◆ **Exercise**: Please repeat the data exactly, leaving nothing out.

____

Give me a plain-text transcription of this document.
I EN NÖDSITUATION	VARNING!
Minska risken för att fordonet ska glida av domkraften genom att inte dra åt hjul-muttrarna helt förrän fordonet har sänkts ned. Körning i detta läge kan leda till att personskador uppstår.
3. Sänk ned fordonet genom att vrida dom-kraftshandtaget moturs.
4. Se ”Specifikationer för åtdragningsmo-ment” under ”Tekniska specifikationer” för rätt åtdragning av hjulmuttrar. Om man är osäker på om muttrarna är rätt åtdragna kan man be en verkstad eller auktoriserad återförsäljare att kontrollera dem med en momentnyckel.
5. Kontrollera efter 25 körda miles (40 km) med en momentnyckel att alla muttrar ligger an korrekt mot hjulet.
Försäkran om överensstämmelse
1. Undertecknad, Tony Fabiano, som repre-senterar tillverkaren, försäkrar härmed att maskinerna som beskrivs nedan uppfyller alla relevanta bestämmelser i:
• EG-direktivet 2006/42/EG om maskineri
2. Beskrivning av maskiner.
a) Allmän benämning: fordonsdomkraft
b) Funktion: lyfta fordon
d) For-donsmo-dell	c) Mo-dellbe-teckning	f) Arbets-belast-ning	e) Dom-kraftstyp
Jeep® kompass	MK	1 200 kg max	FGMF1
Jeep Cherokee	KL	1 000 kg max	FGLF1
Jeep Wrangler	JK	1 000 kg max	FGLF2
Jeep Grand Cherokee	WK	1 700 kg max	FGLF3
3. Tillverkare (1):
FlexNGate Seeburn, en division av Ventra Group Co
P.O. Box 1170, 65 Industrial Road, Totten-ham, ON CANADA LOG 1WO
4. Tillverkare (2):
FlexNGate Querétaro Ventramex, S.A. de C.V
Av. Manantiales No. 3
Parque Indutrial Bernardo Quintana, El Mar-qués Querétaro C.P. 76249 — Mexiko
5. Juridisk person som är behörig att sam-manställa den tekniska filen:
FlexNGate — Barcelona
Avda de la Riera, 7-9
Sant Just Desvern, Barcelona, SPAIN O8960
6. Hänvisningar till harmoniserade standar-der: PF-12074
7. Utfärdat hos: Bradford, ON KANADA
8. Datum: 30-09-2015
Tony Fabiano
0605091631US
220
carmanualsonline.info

____

◆ **Solution to the problem**:
Give me a plain-text transcription of this document.
I EN NÖDSITUATION	VARNING!
Minska risken för att fordonet ska glida av domkraften genom att inte dra åt hjul-muttrarna helt förrän fordonet har sänkts ned. Körning i detta läge kan leda till att personskador uppstår.
3. Sänk ned fordonet genom att vrida dom-kraftshandtaget moturs.
4. Se ”Specifikationer för åtdragningsmo-ment” under ”Tekniska specifikationer” för rätt åtdragning av hjulmuttrar. Om man är osäker på om muttrarna är rätt åtdragna kan man be en verkstad eller auktoriserad återförsäljare att kontrollera dem med en momentnyckel.
5. Kontrollera efter 25 körda miles (40 km) med en momentnyckel att alla muttrar ligger an korrekt mot hjulet.
Försäkran om överensstämmelse
1. Undertecknad, Tony Fabiano, som repre-senterar tillverkaren, försäkrar härmed att maskinerna som beskrivs nedan uppfyller alla relevanta bestämmelser i:
• EG-direktivet 2006/42/EG om maskineri
2. Beskrivning av maskiner.
a) Allmän benämning: fordonsdomkraft
b) Funktion: lyfta fordon
d) For-donsmo-dell	c) Mo-dellbe-teckning	f) Arbets-belast-ning	e) Dom-kraftstyp
Jeep® kompass	MK	1 200 kg max	FGMF1
Jeep Cherokee	KL	1 000 kg max	FGLF1
Jeep Wrangler	JK	1 000 kg max	FGLF2
Jeep Grand Cherokee	WK	1 700 kg max	FGLF3
3. Tillverkare (1):
FlexNGate Seeburn, en division av Ventra Group Co
P.O. Box 1170, 65 Industrial Road, Totten-ham, ON CANADA LOG 1WO
4. Tillverkare (2):
FlexNGate Querétaro Ventramex, S.A. de C.V
Av. Manantiales No. 3
Parque Indutrial Bernardo Quintana, El Mar-qués Querétaro C.P. 76249 — Mexiko
5. Juridisk person som är behörig att sam-manställa den tekniska filen:
FlexNGate — Barcelona
Avda de la Riera, 7-9
Sant Just Desvern, Barcelona, SPAIN O8960
6. Hänvisningar till harmoniserade standar-der: PF-12074
7. Utfärdat hos: Bradford, ON KANADA
8. Datum: 30-09-2015
Tony Fabiano
0605091631US
220
carmanualsonline.info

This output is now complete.